> _Problem requirements_
Isolate every line in the records below with "watermark" in it.

--- begin Listed records ---

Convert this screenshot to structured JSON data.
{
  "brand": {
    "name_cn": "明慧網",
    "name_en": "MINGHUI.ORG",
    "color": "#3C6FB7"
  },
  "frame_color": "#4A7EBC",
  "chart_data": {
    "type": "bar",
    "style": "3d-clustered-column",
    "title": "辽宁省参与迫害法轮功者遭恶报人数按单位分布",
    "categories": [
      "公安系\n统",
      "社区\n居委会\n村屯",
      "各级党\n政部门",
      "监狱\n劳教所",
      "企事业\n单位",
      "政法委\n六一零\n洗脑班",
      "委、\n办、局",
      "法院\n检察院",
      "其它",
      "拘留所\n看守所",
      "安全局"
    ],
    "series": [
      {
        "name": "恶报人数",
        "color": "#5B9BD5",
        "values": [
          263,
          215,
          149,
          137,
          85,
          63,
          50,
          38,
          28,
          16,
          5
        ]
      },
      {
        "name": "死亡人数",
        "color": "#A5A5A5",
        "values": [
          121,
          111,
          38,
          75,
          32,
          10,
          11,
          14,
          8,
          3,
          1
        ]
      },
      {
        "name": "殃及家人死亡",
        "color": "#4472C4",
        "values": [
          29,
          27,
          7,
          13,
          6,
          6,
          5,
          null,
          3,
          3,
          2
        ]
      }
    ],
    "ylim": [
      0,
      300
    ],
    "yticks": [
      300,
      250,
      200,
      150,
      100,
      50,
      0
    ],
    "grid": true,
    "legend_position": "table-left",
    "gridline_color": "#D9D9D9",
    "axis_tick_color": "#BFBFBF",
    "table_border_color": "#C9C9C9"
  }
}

--- end Listed records ---
--- begin Listed records ---

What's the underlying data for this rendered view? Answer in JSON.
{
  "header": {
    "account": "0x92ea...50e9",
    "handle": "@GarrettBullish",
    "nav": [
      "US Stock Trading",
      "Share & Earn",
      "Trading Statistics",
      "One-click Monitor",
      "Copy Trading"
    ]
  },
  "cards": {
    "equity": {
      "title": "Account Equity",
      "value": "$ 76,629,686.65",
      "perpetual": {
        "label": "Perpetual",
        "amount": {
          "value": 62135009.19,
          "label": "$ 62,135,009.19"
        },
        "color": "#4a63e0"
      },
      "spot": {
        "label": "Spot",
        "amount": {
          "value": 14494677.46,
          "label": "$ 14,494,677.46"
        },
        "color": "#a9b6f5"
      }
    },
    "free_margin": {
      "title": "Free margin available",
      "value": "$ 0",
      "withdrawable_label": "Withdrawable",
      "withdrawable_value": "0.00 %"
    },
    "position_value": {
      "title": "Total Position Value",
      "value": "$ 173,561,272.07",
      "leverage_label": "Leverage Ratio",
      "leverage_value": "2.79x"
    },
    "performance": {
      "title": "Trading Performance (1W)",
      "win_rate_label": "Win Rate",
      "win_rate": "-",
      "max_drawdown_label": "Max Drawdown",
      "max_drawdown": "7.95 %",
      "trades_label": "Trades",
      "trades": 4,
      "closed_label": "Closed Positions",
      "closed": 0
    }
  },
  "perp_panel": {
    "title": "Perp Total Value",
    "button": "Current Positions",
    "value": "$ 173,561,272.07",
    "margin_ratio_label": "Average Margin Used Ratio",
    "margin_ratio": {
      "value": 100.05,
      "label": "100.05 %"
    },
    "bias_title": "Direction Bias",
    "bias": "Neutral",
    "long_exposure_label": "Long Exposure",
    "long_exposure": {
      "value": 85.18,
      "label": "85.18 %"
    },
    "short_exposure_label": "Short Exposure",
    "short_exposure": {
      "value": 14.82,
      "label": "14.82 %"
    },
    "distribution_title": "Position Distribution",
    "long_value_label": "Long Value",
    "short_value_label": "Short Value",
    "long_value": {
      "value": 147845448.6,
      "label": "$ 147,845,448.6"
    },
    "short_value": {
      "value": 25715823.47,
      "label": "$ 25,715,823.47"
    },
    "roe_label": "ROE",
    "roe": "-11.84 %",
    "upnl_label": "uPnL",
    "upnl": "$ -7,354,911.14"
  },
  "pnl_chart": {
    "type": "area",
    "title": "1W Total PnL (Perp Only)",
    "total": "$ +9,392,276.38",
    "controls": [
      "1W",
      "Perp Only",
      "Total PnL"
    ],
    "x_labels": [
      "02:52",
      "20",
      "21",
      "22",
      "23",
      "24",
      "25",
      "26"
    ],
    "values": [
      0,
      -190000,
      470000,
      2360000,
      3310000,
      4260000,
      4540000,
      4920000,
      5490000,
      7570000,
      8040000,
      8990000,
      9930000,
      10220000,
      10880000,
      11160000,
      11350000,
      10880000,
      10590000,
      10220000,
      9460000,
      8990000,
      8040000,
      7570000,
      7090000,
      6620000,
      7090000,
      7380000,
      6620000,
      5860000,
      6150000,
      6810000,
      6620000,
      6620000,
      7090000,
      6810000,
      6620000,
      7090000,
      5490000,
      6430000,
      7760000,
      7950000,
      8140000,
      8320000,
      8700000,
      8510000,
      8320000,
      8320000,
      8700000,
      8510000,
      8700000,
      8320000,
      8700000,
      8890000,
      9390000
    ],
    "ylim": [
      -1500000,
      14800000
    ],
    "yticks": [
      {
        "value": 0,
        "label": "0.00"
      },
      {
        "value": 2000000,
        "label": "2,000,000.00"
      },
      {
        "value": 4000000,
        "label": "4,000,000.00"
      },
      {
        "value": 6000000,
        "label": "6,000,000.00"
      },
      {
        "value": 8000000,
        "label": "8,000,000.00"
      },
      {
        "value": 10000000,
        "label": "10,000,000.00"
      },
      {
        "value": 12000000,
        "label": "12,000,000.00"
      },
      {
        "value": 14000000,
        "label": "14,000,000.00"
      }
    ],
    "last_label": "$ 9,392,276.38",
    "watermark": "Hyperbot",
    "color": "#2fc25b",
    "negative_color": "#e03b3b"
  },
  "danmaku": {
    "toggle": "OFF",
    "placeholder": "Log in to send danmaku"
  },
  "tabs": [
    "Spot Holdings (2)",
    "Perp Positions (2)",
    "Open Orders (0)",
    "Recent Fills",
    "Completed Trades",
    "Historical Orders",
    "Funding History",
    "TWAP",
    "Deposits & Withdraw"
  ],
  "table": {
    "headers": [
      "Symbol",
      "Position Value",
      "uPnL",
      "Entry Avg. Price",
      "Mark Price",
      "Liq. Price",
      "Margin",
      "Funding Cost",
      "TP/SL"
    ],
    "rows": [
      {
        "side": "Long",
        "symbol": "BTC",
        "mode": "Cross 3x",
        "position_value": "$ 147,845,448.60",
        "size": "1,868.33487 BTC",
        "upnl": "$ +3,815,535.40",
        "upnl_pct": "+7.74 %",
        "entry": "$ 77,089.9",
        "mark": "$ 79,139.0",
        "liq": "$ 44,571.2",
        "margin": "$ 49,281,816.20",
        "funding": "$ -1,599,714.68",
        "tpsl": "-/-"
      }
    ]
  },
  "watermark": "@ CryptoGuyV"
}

--- end Listed records ---

> _Complete answer_
    "watermark": "Hyperbot",
  "watermark": "@ CryptoGuyV"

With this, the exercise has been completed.